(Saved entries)
○ ○ ○ ○ ○

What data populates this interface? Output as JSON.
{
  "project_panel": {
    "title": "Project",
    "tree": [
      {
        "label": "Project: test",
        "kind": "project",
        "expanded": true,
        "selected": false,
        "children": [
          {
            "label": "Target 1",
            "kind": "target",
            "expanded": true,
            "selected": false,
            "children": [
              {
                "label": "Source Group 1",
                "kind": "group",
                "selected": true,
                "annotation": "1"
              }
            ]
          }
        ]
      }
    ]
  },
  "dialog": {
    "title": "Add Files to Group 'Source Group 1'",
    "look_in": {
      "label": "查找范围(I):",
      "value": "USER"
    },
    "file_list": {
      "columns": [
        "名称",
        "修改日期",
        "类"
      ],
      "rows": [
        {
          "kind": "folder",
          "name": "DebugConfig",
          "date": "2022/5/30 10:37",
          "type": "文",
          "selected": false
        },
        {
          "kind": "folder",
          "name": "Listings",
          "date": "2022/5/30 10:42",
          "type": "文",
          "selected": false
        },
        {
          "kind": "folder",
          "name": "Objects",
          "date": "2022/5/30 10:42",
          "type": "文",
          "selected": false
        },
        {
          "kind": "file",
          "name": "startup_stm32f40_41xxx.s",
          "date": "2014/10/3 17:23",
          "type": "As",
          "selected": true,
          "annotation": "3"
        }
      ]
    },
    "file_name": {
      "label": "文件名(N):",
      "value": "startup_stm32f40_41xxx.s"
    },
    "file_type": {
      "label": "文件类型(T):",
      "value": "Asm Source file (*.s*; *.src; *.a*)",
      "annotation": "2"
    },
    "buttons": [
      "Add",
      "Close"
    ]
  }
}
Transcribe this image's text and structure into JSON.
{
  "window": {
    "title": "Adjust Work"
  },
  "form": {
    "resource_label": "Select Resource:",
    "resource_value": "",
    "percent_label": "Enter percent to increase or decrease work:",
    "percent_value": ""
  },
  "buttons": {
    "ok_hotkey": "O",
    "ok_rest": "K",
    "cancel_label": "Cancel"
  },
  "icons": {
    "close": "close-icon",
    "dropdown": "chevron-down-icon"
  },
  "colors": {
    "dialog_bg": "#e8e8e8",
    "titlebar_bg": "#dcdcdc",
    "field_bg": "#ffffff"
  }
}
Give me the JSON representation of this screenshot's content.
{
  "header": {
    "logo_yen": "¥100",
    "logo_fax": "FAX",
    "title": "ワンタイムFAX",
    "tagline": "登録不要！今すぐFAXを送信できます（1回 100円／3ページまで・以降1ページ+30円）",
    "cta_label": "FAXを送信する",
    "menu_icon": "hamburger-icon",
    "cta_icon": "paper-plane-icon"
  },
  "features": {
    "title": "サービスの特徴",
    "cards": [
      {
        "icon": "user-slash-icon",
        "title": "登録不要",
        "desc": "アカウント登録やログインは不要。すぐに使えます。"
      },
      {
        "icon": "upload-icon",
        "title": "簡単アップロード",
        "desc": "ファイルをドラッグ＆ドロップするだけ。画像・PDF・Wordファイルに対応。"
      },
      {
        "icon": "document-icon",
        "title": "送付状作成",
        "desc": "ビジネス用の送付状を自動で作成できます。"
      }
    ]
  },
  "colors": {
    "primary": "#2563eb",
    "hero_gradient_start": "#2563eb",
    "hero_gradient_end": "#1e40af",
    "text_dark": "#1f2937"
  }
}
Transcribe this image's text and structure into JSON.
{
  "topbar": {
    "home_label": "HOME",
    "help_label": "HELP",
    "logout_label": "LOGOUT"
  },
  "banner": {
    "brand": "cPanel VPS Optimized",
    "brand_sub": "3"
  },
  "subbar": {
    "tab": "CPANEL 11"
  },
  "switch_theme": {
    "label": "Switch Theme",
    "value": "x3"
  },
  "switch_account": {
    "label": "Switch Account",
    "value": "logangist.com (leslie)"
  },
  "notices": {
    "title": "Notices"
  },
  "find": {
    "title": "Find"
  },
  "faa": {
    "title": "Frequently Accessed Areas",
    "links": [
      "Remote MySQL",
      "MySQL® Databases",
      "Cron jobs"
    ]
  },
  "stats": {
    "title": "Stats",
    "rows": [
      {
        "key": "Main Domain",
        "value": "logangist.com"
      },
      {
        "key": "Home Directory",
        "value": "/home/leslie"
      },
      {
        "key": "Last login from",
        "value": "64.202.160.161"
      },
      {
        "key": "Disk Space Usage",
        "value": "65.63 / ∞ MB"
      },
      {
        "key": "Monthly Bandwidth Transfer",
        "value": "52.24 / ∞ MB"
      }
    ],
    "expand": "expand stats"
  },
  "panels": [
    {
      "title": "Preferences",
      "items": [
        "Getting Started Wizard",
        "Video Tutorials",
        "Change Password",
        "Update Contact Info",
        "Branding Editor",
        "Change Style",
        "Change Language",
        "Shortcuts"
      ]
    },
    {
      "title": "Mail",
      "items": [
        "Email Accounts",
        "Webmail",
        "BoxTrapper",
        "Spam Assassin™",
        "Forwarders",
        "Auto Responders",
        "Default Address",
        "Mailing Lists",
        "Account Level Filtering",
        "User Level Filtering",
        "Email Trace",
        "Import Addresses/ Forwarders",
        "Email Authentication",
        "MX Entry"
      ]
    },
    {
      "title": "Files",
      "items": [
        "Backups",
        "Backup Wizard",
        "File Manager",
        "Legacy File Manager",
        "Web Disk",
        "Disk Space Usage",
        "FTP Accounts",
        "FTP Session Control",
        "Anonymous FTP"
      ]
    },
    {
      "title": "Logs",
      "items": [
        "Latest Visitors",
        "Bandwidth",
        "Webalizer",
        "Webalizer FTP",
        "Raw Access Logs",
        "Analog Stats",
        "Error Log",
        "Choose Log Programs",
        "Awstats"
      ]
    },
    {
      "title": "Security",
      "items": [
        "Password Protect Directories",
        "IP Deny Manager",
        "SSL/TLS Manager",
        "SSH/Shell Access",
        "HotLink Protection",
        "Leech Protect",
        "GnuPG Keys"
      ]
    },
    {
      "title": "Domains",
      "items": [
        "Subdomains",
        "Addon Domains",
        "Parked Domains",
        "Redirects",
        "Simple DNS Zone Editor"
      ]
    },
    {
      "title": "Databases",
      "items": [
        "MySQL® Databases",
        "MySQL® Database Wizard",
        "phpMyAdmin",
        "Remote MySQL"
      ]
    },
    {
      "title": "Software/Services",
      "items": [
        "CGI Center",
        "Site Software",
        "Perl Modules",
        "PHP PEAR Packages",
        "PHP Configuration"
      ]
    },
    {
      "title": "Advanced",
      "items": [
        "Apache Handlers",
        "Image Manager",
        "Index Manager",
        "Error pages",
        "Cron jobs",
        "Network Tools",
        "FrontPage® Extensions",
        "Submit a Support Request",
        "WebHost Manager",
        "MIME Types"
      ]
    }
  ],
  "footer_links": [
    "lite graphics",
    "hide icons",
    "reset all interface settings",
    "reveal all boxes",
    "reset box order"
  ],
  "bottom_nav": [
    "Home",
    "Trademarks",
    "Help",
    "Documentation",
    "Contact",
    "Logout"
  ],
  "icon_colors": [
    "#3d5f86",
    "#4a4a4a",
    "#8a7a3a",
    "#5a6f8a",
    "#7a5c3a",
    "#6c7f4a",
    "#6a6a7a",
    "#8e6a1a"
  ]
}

○ ○ ○ ○ ○

- _Objective_
Recopy the entries above exactly, with every line included.

- _Solution to this exercise_
What data populates this interface? Output as JSON.
{
  "project_panel": {
    "title": "Project",
    "tree": [
      {
        "label": "Project: test",
        "kind": "project",
        "expanded": true,
        "selected": false,
        "children": [
          {
            "label": "Target 1",
            "kind": "target",
            "expanded": true,
            "selected": false,
            "children": [
              {
                "label": "Source Group 1",
                "kind": "group",
                "selected": true,
                "annotation": "1"
              }
            ]
          }
        ]
      }
    ]
  },
  "dialog": {
    "title": "Add Files to Group 'Source Group 1'",
    "look_in": {
      "label": "查找范围(I):",
      "value": "USER"
    },
    "file_list": {
      "columns": [
        "名称",
        "修改日期",
        "类"
      ],
      "rows": [
        {
          "kind": "folder",
          "name": "DebugConfig",
          "date": "2022/5/30 10:37",
          "type": "文",
          "selected": false
        },
        {
          "kind": "folder",
          "name": "Listings",
          "date": "2022/5/30 10:42",
          "type": "文",
          "selected": false
        },
        {
          "kind": "folder",
          "name": "Objects",
          "date": "2022/5/30 10:42",
          "type": "文",
          "selected": false
        },
        {
          "kind": "file",
          "name": "startup_stm32f40_41xxx.s",
          "date": "2014/10/3 17:23",
          "type": "As",
          "selected": true,
          "annotation": "3"
        }
      ]
    },
    "file_name": {
      "label": "文件名(N):",
      "value": "startup_stm32f40_41xxx.s"
    },
    "file_type": {
      "label": "文件类型(T):",
      "value": "Asm Source file (*.s*; *.src; *.a*)",
      "annotation": "2"
    },
    "buttons": [
      "Add",
      "Close"
    ]
  }
}
Transcribe this image's text and structure into JSON.
{
  "window": {
    "title": "Adjust Work"
  },
  "form": {
    "resource_label": "Select Resource:",
    "resource_value": "",
    "percent_label": "Enter percent to increase or decrease work:",
    "percent_value": ""
  },
  "buttons": {
    "ok_hotkey": "O",
    "ok_rest": "K",
    "cancel_label": "Cancel"
  },
  "icons": {
    "close": "close-icon",
    "dropdown": "chevron-down-icon"
  },
  "colors": {
    "dialog_bg": "#e8e8e8",
    "titlebar_bg": "#dcdcdc",
    "field_bg": "#ffffff"
  }
}
Give me the JSON representation of this screenshot's content.
{
  "header": {
    "logo_yen": "¥100",
    "logo_fax": "FAX",
    "title": "ワンタイムFAX",
    "tagline": "登録不要！今すぐFAXを送信できます（1回 100円／3ページまで・以降1ページ+30円）",
    "cta_label": "FAXを送信する",
    "menu_icon": "hamburger-icon",
    "cta_icon": "paper-plane-icon"
  },
  "features": {
    "title": "サービスの特徴",
    "cards": [
      {
        "icon": "user-slash-icon",
        "title": "登録不要",
        "desc": "アカウント登録やログインは不要。すぐに使えます。"
      },
      {
        "icon": "upload-icon",
        "title": "簡単アップロード",
        "desc": "ファイルをドラッグ＆ドロップするだけ。画像・PDF・Wordファイルに対応。"
      },
      {
        "icon": "document-icon",
        "title": "送付状作成",
        "desc": "ビジネス用の送付状を自動で作成できます。"
      }
    ]
  },
  "colors": {
    "primary": "#2563eb",
    "hero_gradient_start": "#2563eb",
    "hero_gradient_end": "#1e40af",
    "text_dark": "#1f2937"
  }
}
Transcribe this image's text and structure into JSON.
{
  "topbar": {
    "home_label": "HOME",
    "help_label": "HELP",
    "logout_label": "LOGOUT"
  },
  "banner": {
    "brand": "cPanel VPS Optimized",
    "brand_sub": "3"
  },
  "subbar": {
    "tab": "CPANEL 11"
  },
  "switch_theme": {
    "label": "Switch Theme",
    "value": "x3"
  },
  "switch_account": {
    "label": "Switch Account",
    "value": "logangist.com (leslie)"
  },
  "notices": {
    "title": "Notices"
  },
  "find": {
    "title": "Find"
  },
  "faa": {
    "title": "Frequently Accessed Areas",
    "links": [
      "Remote MySQL",
      "MySQL® Databases",
      "Cron jobs"
    ]
  },
  "stats": {
    "title": "Stats",
    "rows": [
      {
        "key": "Main Domain",
        "value": "logangist.com"
      },
      {
        "key": "Home Directory",
        "value": "/home/leslie"
      },
      {
        "key": "Last login from",
        "value": "64.202.160.161"
      },
      {
        "key": "Disk Space Usage",
        "value": "65.63 / ∞ MB"
      },
      {
        "key": "Monthly Bandwidth Transfer",
        "value": "52.24 / ∞ MB"
      }
    ],
    "expand": "expand stats"
  },
  "panels": [
    {
      "title": "Preferences",
      "items": [
        "Getting Started Wizard",
        "Video Tutorials",
        "Change Password",
        "Update Contact Info",
        "Branding Editor",
        "Change Style",
        "Change Language",
        "Shortcuts"
      ]
    },
    {
      "title": "Mail",
      "items": [
        "Email Accounts",
        "Webmail",
        "BoxTrapper",
        "Spam Assassin™",
        "Forwarders",
        "Auto Responders",
        "Default Address",
        "Mailing Lists",
        "Account Level Filtering",
        "User Level Filtering",
        "Email Trace",
        "Import Addresses/ Forwarders",
        "Email Authentication",
        "MX Entry"
      ]
    },
    {
      "title": "Files",
      "items": [
        "Backups",
        "Backup Wizard",
        "File Manager",
        "Legacy File Manager",
        "Web Disk",
        "Disk Space Usage",
        "FTP Accounts",
        "FTP Session Control",
        "Anonymous FTP"
      ]
    },
    {
      "title": "Logs",
      "items": [
        "Latest Visitors",
        "Bandwidth",
        "Webalizer",
        "Webalizer FTP",
        "Raw Access Logs",
        "Analog Stats",
        "Error Log",
        "Choose Log Programs",
        "Awstats"
      ]
    },
    {
      "title": "Security",
      "items": [
        "Password Protect Directories",
        "IP Deny Manager",
        "SSL/TLS Manager",
        "SSH/Shell Access",
        "HotLink Protection",
        "Leech Protect",
        "GnuPG Keys"
      ]
    },
    {
      "title": "Domains",
      "items": [
        "Subdomains",
        "Addon Domains",
        "Parked Domains",
        "Redirects",
        "Simple DNS Zone Editor"
      ]
    },
    {
      "title": "Databases",
      "items": [
        "MySQL® Databases",
        "MySQL® Database Wizard",
        "phpMyAdmin",
        "Remote MySQL"
      ]
    },
    {
      "title": "Software/Services",
      "items": [
        "CGI Center",
        "Site Software",
        "Perl Modules",
        "PHP PEAR Packages",
        "PHP Configuration"
      ]
    },
    {
      "title": "Advanced",
      "items": [
        "Apache Handlers",
        "Image Manager",
        "Index Manager",
        "Error pages",
        "Cron jobs",
        "Network Tools",
        "FrontPage® Extensions",
        "Submit a Support Request",
        "WebHost Manager",
        "MIME Types"
      ]
    }
  ],
  "footer_links": [
    "lite graphics",
    "hide icons",
    "reset all interface settings",
    "reveal all boxes",
    "reset box order"
  ],
  "bottom_nav": [
    "Home",
    "Trademarks",
    "Help",
    "Documentation",
    "Contact",
    "Logout"
  ],
  "icon_colors": [
    "#3d5f86",
    "#4a4a4a",
    "#8a7a3a",
    "#5a6f8a",
    "#7a5c3a",
    "#6c7f4a",
    "#6a6a7a",
    "#8e6a1a"
  ]
}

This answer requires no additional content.